> **What this task involves**:
In your copy, leave out the pictures; write out all the data exactly.

[start of Data shown]

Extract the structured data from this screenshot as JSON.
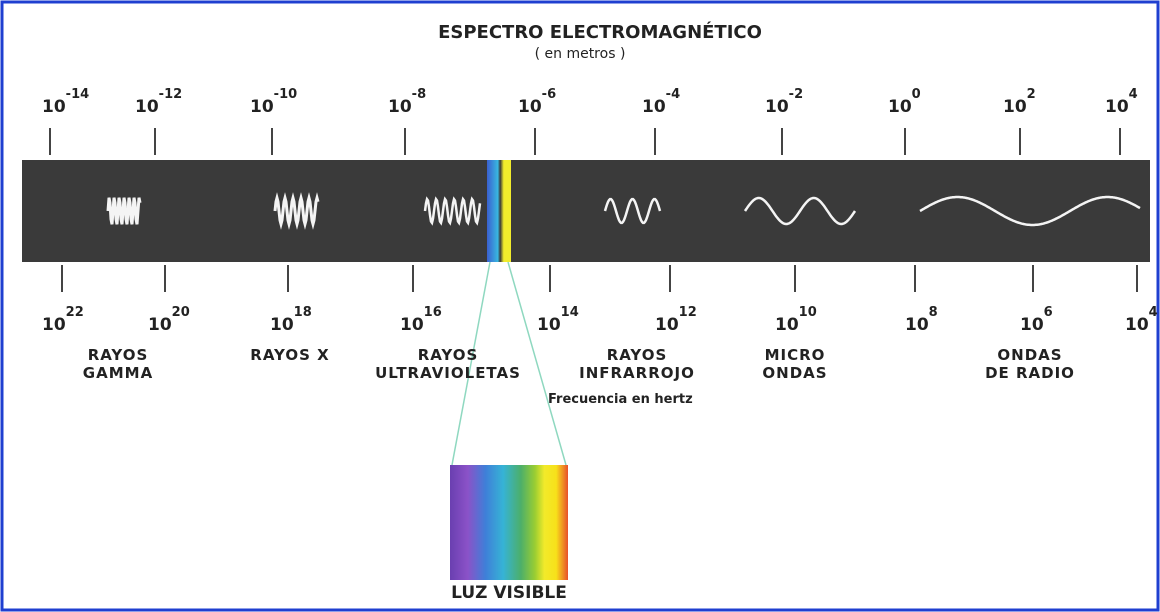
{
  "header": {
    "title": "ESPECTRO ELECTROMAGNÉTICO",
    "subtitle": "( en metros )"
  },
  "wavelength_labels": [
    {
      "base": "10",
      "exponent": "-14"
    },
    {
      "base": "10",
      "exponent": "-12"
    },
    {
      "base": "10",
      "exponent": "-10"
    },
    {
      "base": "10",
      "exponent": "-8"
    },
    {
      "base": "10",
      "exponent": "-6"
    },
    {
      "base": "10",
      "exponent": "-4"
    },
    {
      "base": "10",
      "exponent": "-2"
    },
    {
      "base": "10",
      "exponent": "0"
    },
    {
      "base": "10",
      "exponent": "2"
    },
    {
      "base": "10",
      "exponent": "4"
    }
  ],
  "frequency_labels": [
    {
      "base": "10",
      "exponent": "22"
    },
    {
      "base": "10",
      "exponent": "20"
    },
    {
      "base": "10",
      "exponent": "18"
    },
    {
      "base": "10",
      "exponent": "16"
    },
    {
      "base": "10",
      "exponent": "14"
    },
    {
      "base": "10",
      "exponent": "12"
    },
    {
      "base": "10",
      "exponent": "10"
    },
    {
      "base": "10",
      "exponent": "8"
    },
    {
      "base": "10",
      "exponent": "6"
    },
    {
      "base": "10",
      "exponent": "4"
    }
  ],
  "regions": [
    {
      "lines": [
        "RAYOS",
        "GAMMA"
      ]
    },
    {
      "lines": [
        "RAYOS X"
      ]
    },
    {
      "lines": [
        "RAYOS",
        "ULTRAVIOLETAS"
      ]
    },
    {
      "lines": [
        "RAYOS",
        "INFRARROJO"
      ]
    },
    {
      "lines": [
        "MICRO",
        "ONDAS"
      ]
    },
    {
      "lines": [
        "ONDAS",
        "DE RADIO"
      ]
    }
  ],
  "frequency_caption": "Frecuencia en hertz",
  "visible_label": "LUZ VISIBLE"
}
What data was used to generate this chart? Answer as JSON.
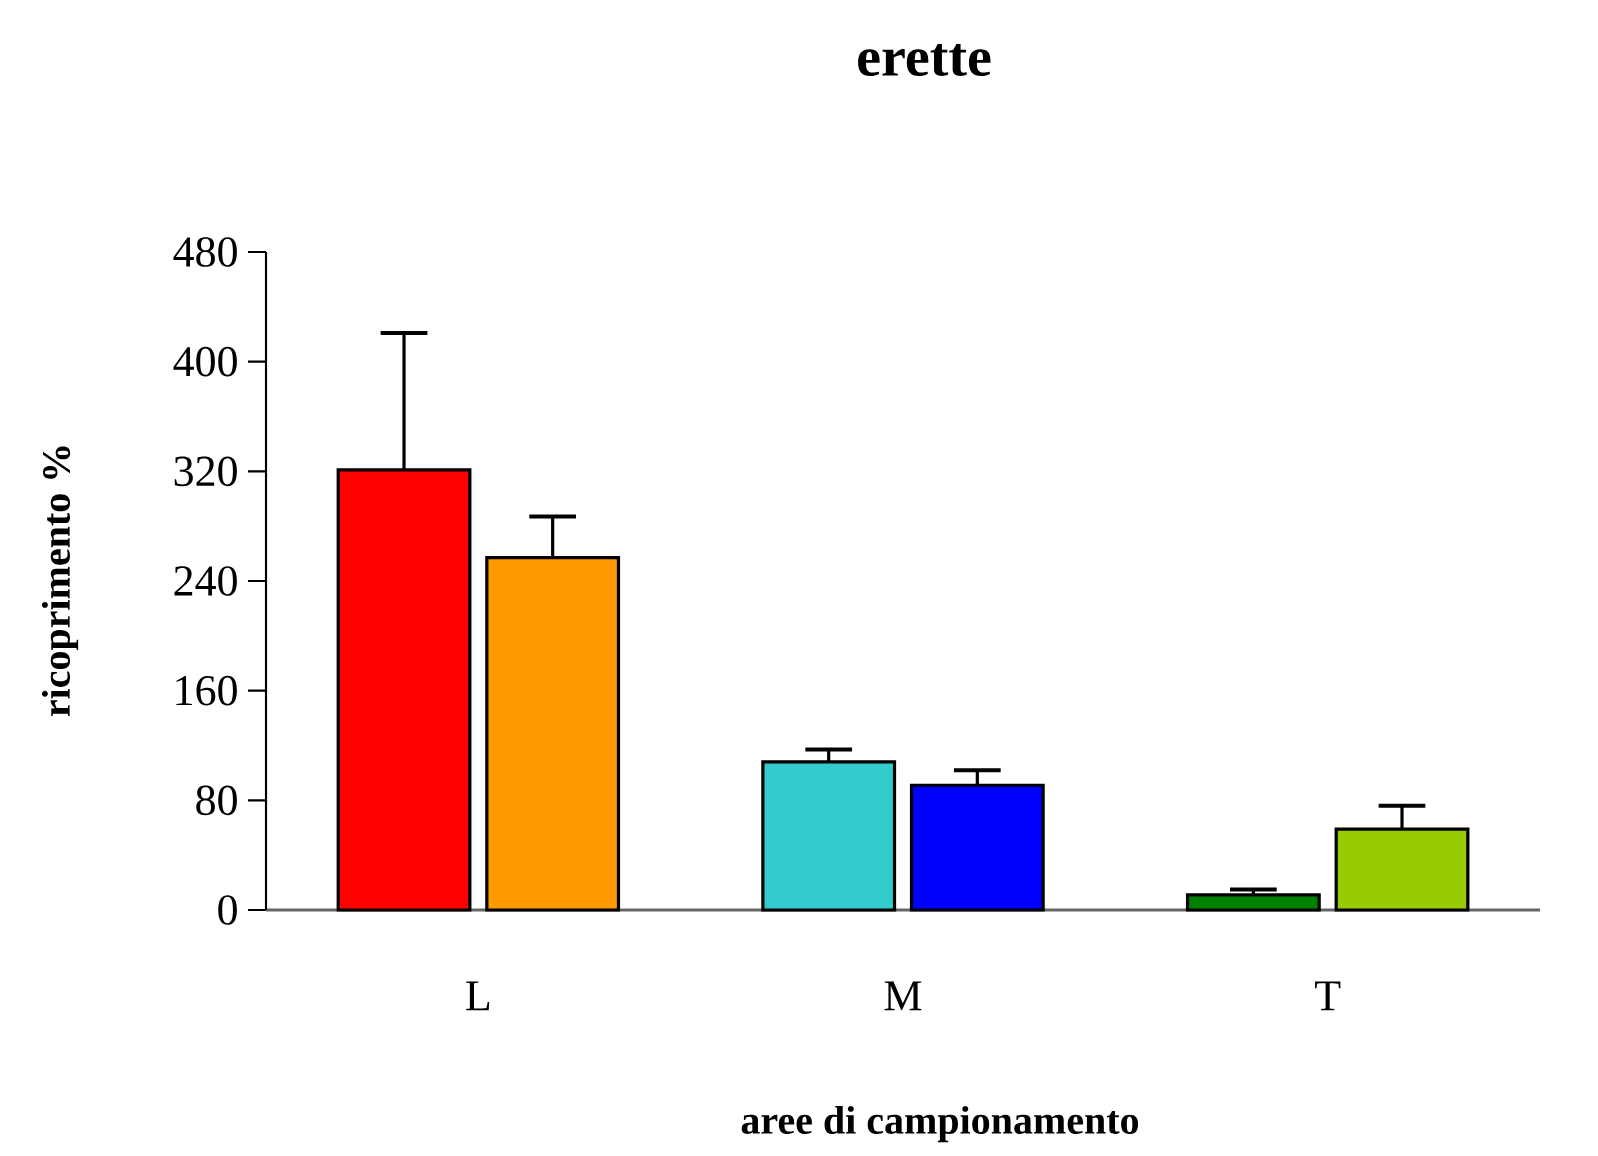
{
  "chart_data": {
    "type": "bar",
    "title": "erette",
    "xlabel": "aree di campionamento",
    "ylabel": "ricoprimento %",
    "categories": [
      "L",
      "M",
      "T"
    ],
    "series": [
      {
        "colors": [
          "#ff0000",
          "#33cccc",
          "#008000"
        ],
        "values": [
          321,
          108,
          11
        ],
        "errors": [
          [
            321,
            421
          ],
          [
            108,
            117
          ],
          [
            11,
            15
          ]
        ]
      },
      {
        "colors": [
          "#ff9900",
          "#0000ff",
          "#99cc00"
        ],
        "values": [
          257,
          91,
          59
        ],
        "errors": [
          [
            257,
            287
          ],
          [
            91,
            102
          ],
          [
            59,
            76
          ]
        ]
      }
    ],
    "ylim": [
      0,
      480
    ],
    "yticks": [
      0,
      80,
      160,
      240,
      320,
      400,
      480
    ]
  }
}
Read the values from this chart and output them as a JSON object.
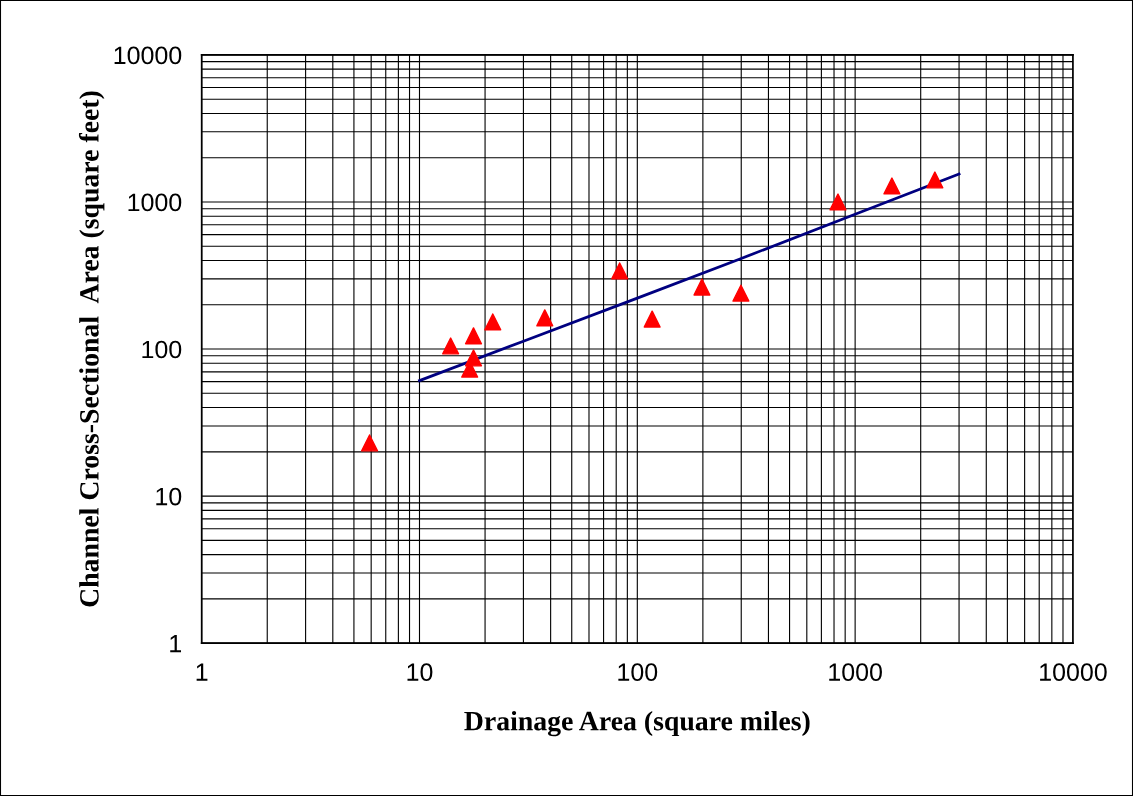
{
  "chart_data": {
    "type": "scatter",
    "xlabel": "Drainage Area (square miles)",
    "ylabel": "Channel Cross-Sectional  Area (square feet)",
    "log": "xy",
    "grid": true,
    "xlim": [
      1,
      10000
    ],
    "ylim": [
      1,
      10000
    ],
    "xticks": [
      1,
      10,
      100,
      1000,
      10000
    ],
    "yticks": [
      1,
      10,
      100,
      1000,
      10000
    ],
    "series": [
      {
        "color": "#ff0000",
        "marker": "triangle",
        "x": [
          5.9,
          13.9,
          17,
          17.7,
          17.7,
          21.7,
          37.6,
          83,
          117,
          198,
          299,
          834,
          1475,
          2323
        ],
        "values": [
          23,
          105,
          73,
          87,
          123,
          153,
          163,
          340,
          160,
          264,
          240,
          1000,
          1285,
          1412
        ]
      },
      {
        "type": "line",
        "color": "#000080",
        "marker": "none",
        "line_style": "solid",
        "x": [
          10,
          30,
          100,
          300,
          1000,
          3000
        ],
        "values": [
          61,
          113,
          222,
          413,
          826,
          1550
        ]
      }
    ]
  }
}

[end of Data shown]

> **Final answer**:
Extract the structured data from this screenshot as JSON.
{
  "header": {
    "title": "ESPECTRO ELECTROMAGNÉTICO",
    "subtitle": "( en metros )"
  },
  "wavelength_labels": [
    {
      "base": "10",
      "exponent": "-14"
    },
    {
      "base": "10",
      "exponent": "-12"
    },
    {
      "base": "10",
      "exponent": "-10"
    },
    {
      "base": "10",
      "exponent": "-8"
    },
    {
      "base": "10",
      "exponent": "-6"
    },
    {
      "base": "10",
      "exponent": "-4"
    },
    {
      "base": "10",
      "exponent": "-2"
    },
    {
      "base": "10",
      "exponent": "0"
    },
    {
      "base": "10",
      "exponent": "2"
    },
    {
      "base": "10",
      "exponent": "4"
    }
  ],
  "frequency_labels": [
    {
      "base": "10",
      "exponent": "22"
    },
    {
      "base": "10",
      "exponent": "20"
    },
    {
      "base": "10",
      "exponent": "18"
    },
    {
      "base": "10",
      "exponent": "16"
    },
    {
      "base": "10",
      "exponent": "14"
    },
    {
      "base": "10",
      "exponent": "12"
    },
    {
      "base": "10",
      "exponent": "10"
    },
    {
      "base": "10",
      "exponent": "8"
    },
    {
      "base": "10",
      "exponent": "6"
    },
    {
      "base": "10",
      "exponent": "4"
    }
  ],
  "regions": [
    {
      "lines": [
        "RAYOS",
        "GAMMA"
      ]
    },
    {
      "lines": [
        "RAYOS X"
      ]
    },
    {
      "lines": [
        "RAYOS",
        "ULTRAVIOLETAS"
      ]
    },
    {
      "lines": [
        "RAYOS",
        "INFRARROJO"
      ]
    },
    {
      "lines": [
        "MICRO",
        "ONDAS"
      ]
    },
    {
      "lines": [
        "ONDAS",
        "DE RADIO"
      ]
    }
  ],
  "frequency_caption": "Frecuencia en hertz",
  "visible_label": "LUZ VISIBLE"
}
What data was used to generate this chart? Answer as JSON.
{
  "chart_data": {
    "type": "bar",
    "title": "erette",
    "xlabel": "aree di campionamento",
    "ylabel": "ricoprimento %",
    "categories": [
      "L",
      "M",
      "T"
    ],
    "series": [
      {
        "colors": [
          "#ff0000",
          "#33cccc",
          "#008000"
        ],
        "values": [
          321,
          108,
          11
        ],
        "errors": [
          [
            321,
            421
          ],
          [
            108,
            117
          ],
          [
            11,
            15
          ]
        ]
      },
      {
        "colors": [
          "#ff9900",
          "#0000ff",
          "#99cc00"
        ],
        "values": [
          257,
          91,
          59
        ],
        "errors": [
          [
            257,
            287
          ],
          [
            91,
            102
          ],
          [
            59,
            76
          ]
        ]
      }
    ],
    "ylim": [
      0,
      480
    ],
    "yticks": [
      0,
      80,
      160,
      240,
      320,
      400,
      480
    ]
  }
}
Read the values from this chart and output them as a JSON object.
{
  "chart_data": {
    "type": "scatter",
    "xlabel": "Drainage Area (square miles)",
    "ylabel": "Channel Cross-Sectional  Area (square feet)",
    "log": "xy",
    "grid": true,
    "xlim": [
      1,
      10000
    ],
    "ylim": [
      1,
      10000
    ],
    "xticks": [
      1,
      10,
      100,
      1000,
      10000
    ],
    "yticks": [
      1,
      10,
      100,
      1000,
      10000
    ],
    "series": [
      {
        "color": "#ff0000",
        "marker": "triangle",
        "x": [
          5.9,
          13.9,
          17,
          17.7,
          17.7,
          21.7,
          37.6,
          83,
          117,
          198,
          299,
          834,
          1475,
          2323
        ],
        "values": [
          23,
          105,
          73,
          87,
          123,
          153,
          163,
          340,
          160,
          264,
          240,
          1000,
          1285,
          1412
        ]
      },
      {
        "type": "line",
        "color": "#000080",
        "marker": "none",
        "line_style": "solid",
        "x": [
          10,
          30,
          100,
          300,
          1000,
          3000
        ],
        "values": [
          61,
          113,
          222,
          413,
          826,
          1550
        ]
      }
    ]
  }
}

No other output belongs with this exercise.